* Given task:
Wherever a line holds the word "JSON", copy that line out.

* Provided data:
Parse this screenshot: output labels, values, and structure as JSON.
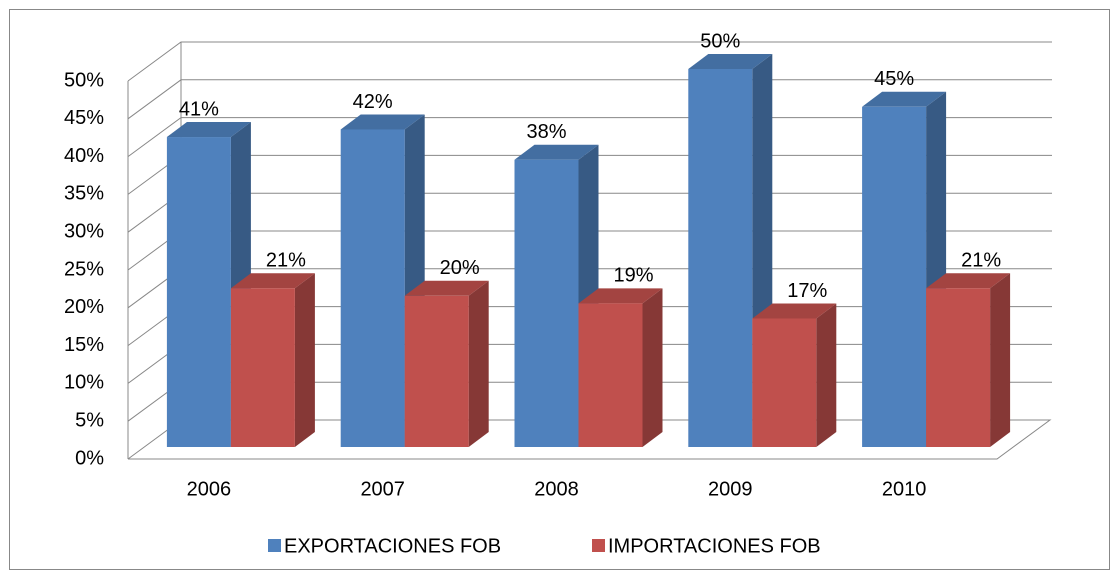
{
  "chart_data": {
    "type": "bar3d",
    "categories": [
      "2006",
      "2007",
      "2008",
      "2009",
      "2010"
    ],
    "series": [
      {
        "name": "EXPORTACIONES FOB",
        "color": "#4F81BD",
        "values": [
          41,
          42,
          38,
          50,
          45
        ],
        "value_labels": [
          "41%",
          "42%",
          "38%",
          "50%",
          "45%"
        ]
      },
      {
        "name": "IMPORTACIONES FOB",
        "color": "#C0504D",
        "values": [
          21,
          20,
          19,
          17,
          21
        ],
        "value_labels": [
          "21%",
          "20%",
          "19%",
          "17%",
          "21%"
        ]
      }
    ],
    "ylim": [
      0,
      50
    ],
    "yticks": [
      {
        "value": 0,
        "label": "0%"
      },
      {
        "value": 5,
        "label": "5%"
      },
      {
        "value": 10,
        "label": "10%"
      },
      {
        "value": 15,
        "label": "15%"
      },
      {
        "value": 20,
        "label": "20%"
      },
      {
        "value": 25,
        "label": "25%"
      },
      {
        "value": 30,
        "label": "30%"
      },
      {
        "value": 35,
        "label": "35%"
      },
      {
        "value": 40,
        "label": "40%"
      },
      {
        "value": 45,
        "label": "45%"
      },
      {
        "value": 50,
        "label": "50%"
      }
    ],
    "grid": true,
    "legend": "bottom"
  }
}
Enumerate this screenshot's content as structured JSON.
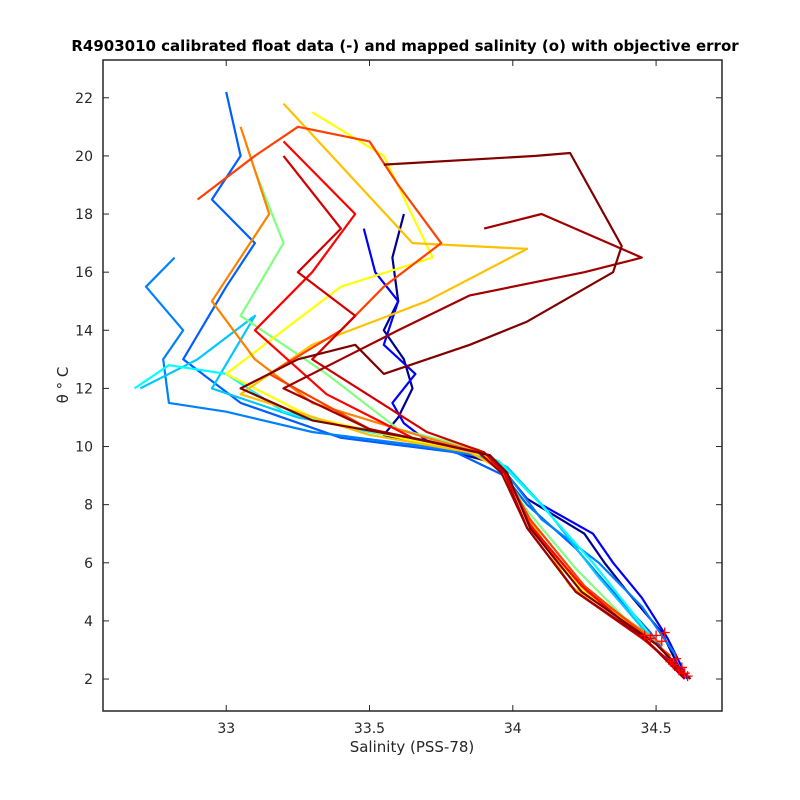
{
  "chart_data": {
    "type": "line",
    "title": "R4903010 calibrated float data (-) and mapped salinity (o) with objective error",
    "xlabel": "Salinity (PSS-78)",
    "ylabel": "θ ° C",
    "xlim": [
      32.57,
      34.73
    ],
    "ylim": [
      0.9,
      23.3
    ],
    "xticks": [
      33,
      33.5,
      34,
      34.5
    ],
    "yticks": [
      2,
      4,
      6,
      8,
      10,
      12,
      14,
      16,
      18,
      20,
      22
    ],
    "grid": false,
    "legend": "none",
    "colormap": "jet (profile number order, blue → dark red)",
    "colormap_stops": [
      "#00008f",
      "#0000ff",
      "#0080ff",
      "#00ffff",
      "#80ff80",
      "#ffff00",
      "#ff8000",
      "#ff0000",
      "#800000"
    ],
    "series": [
      {
        "color": "#00008f",
        "x": [
          33.62,
          33.58,
          33.6,
          33.55,
          33.62,
          33.65,
          33.6,
          33.55,
          33.72,
          33.95,
          34.05,
          34.25,
          34.32,
          34.4,
          34.52,
          34.6
        ],
        "y": [
          18.0,
          16.5,
          15.0,
          14.0,
          13.0,
          12.0,
          11.0,
          10.4,
          10.0,
          9.4,
          8.2,
          7.0,
          6.0,
          5.0,
          3.6,
          2.0
        ]
      },
      {
        "color": "#0000ff",
        "x": [
          33.48,
          33.52,
          33.6,
          33.55,
          33.66,
          33.58,
          33.62,
          33.7,
          33.95,
          34.1,
          34.28,
          34.35,
          34.45,
          34.54,
          34.61
        ],
        "y": [
          17.5,
          16.0,
          15.0,
          13.5,
          12.5,
          11.5,
          10.8,
          10.2,
          9.5,
          8.0,
          7.0,
          6.0,
          4.8,
          3.4,
          2.0
        ]
      },
      {
        "color": "#0060ff",
        "x": [
          33.0,
          33.05,
          32.95,
          33.1,
          33.0,
          32.85,
          33.05,
          33.4,
          33.8,
          33.97,
          34.05,
          34.22,
          34.35,
          34.48,
          34.58
        ],
        "y": [
          22.2,
          20.0,
          18.5,
          17.0,
          15.5,
          13.0,
          11.5,
          10.3,
          9.8,
          9.0,
          8.0,
          6.5,
          5.0,
          3.6,
          2.2
        ]
      },
      {
        "color": "#0080ff",
        "x": [
          32.82,
          32.72,
          32.85,
          32.78,
          32.8,
          33.0,
          33.3,
          33.7,
          33.92,
          34.0,
          34.1,
          34.3,
          34.45,
          34.57
        ],
        "y": [
          16.5,
          15.5,
          14.0,
          13.0,
          11.5,
          11.2,
          10.5,
          10.0,
          9.6,
          8.8,
          7.5,
          6.0,
          4.5,
          2.8
        ]
      },
      {
        "color": "#00c8ff",
        "x": [
          32.7,
          32.9,
          33.1,
          32.95,
          33.25,
          33.6,
          33.85,
          33.98,
          34.12,
          34.3,
          34.5
        ],
        "y": [
          12.0,
          13.0,
          14.5,
          12.0,
          11.0,
          10.4,
          9.8,
          9.3,
          7.8,
          5.5,
          3.2
        ]
      },
      {
        "color": "#00ffff",
        "x": [
          32.68,
          32.8,
          33.0,
          33.2,
          33.5,
          33.8,
          33.95,
          34.08,
          34.28,
          34.48
        ],
        "y": [
          12.0,
          12.8,
          12.5,
          11.2,
          10.5,
          10.0,
          9.5,
          8.2,
          6.0,
          3.5
        ]
      },
      {
        "color": "#80ff80",
        "x": [
          33.1,
          33.2,
          33.05,
          33.35,
          33.6,
          33.88,
          33.96,
          34.05,
          34.22,
          34.46
        ],
        "y": [
          19.5,
          17.0,
          14.5,
          12.5,
          10.6,
          9.9,
          9.2,
          7.8,
          5.8,
          3.4
        ]
      },
      {
        "color": "#ffff00",
        "x": [
          33.3,
          33.55,
          33.72,
          33.4,
          33.2,
          33.0,
          33.3,
          33.65,
          33.9,
          33.98,
          34.08,
          34.25,
          34.45
        ],
        "y": [
          21.5,
          20.0,
          16.5,
          15.5,
          14.0,
          12.5,
          11.0,
          10.2,
          9.7,
          9.0,
          7.0,
          5.0,
          3.5
        ]
      },
      {
        "color": "#ffc000",
        "x": [
          33.2,
          33.65,
          34.05,
          33.7,
          33.3,
          33.05,
          33.5,
          33.85,
          33.96,
          34.06,
          34.2,
          34.46
        ],
        "y": [
          21.8,
          17.0,
          16.8,
          15.0,
          13.5,
          11.8,
          10.4,
          9.8,
          9.2,
          7.5,
          5.2,
          3.6
        ]
      },
      {
        "color": "#ff8000",
        "x": [
          33.05,
          33.15,
          32.95,
          33.1,
          33.3,
          33.7,
          33.92,
          33.98,
          34.08,
          34.26,
          34.52
        ],
        "y": [
          21.0,
          18.0,
          15.0,
          13.0,
          11.5,
          10.3,
          9.7,
          9.0,
          7.0,
          5.0,
          3.2
        ]
      },
      {
        "color": "#ff4000",
        "x": [
          32.9,
          33.1,
          33.25,
          33.5,
          33.6,
          33.75,
          33.55,
          33.4,
          33.15,
          33.5,
          33.88,
          33.97,
          34.06,
          34.25,
          34.55
        ],
        "y": [
          18.5,
          20.0,
          21.0,
          20.5,
          19.0,
          17.0,
          15.5,
          14.0,
          12.5,
          10.6,
          9.8,
          9.1,
          7.5,
          5.2,
          2.8
        ]
      },
      {
        "color": "#ff0000",
        "x": [
          33.2,
          33.45,
          33.3,
          33.1,
          33.35,
          33.65,
          33.92,
          33.98,
          34.06,
          34.24,
          34.5,
          34.6
        ],
        "y": [
          20.5,
          18.0,
          16.0,
          14.0,
          11.8,
          10.3,
          9.7,
          9.0,
          7.3,
          5.2,
          3.0,
          2.2
        ]
      },
      {
        "color": "#d00000",
        "x": [
          33.2,
          33.4,
          33.25,
          33.45,
          33.3,
          33.7,
          33.9,
          33.97,
          34.05,
          34.22,
          34.48,
          34.6
        ],
        "y": [
          20.0,
          17.5,
          16.0,
          14.5,
          13.0,
          10.5,
          9.8,
          9.1,
          7.2,
          5.0,
          3.2,
          2.1
        ]
      },
      {
        "color": "#a00000",
        "x": [
          33.9,
          34.1,
          34.45,
          34.25,
          33.85,
          33.6,
          33.4,
          33.2,
          33.5,
          33.88,
          33.96,
          34.05,
          34.22,
          34.46,
          34.6
        ],
        "y": [
          17.5,
          18.0,
          16.5,
          16.0,
          15.2,
          14.0,
          13.0,
          12.0,
          10.6,
          9.8,
          9.1,
          7.2,
          5.0,
          3.4,
          2.0
        ]
      },
      {
        "color": "#800000",
        "x": [
          33.55,
          34.08,
          34.2,
          34.38,
          34.35,
          34.05,
          33.85,
          33.55,
          33.45,
          33.25,
          33.05,
          33.3,
          33.7,
          33.92,
          33.98,
          34.06,
          34.24,
          34.5,
          34.62
        ],
        "y": [
          19.7,
          20.0,
          20.1,
          16.9,
          16.0,
          14.3,
          13.5,
          12.5,
          13.5,
          13.0,
          12.0,
          10.9,
          10.2,
          9.7,
          9.1,
          7.2,
          5.0,
          3.2,
          2.0
        ]
      }
    ],
    "mapped_markers": {
      "marker": "+",
      "color": "#ff0000",
      "x": [
        34.46,
        34.48,
        34.5,
        34.52,
        34.53,
        34.55,
        34.56,
        34.57,
        34.58,
        34.59,
        34.6,
        34.61
      ],
      "y": [
        3.5,
        3.4,
        3.5,
        3.3,
        3.6,
        2.6,
        2.5,
        2.7,
        2.3,
        2.4,
        2.2,
        2.1
      ]
    }
  }
}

* Written answer:
Parse this screenshot: output labels, values, and structure as JSON.
Enumerate this screenshot's content as structured JSON.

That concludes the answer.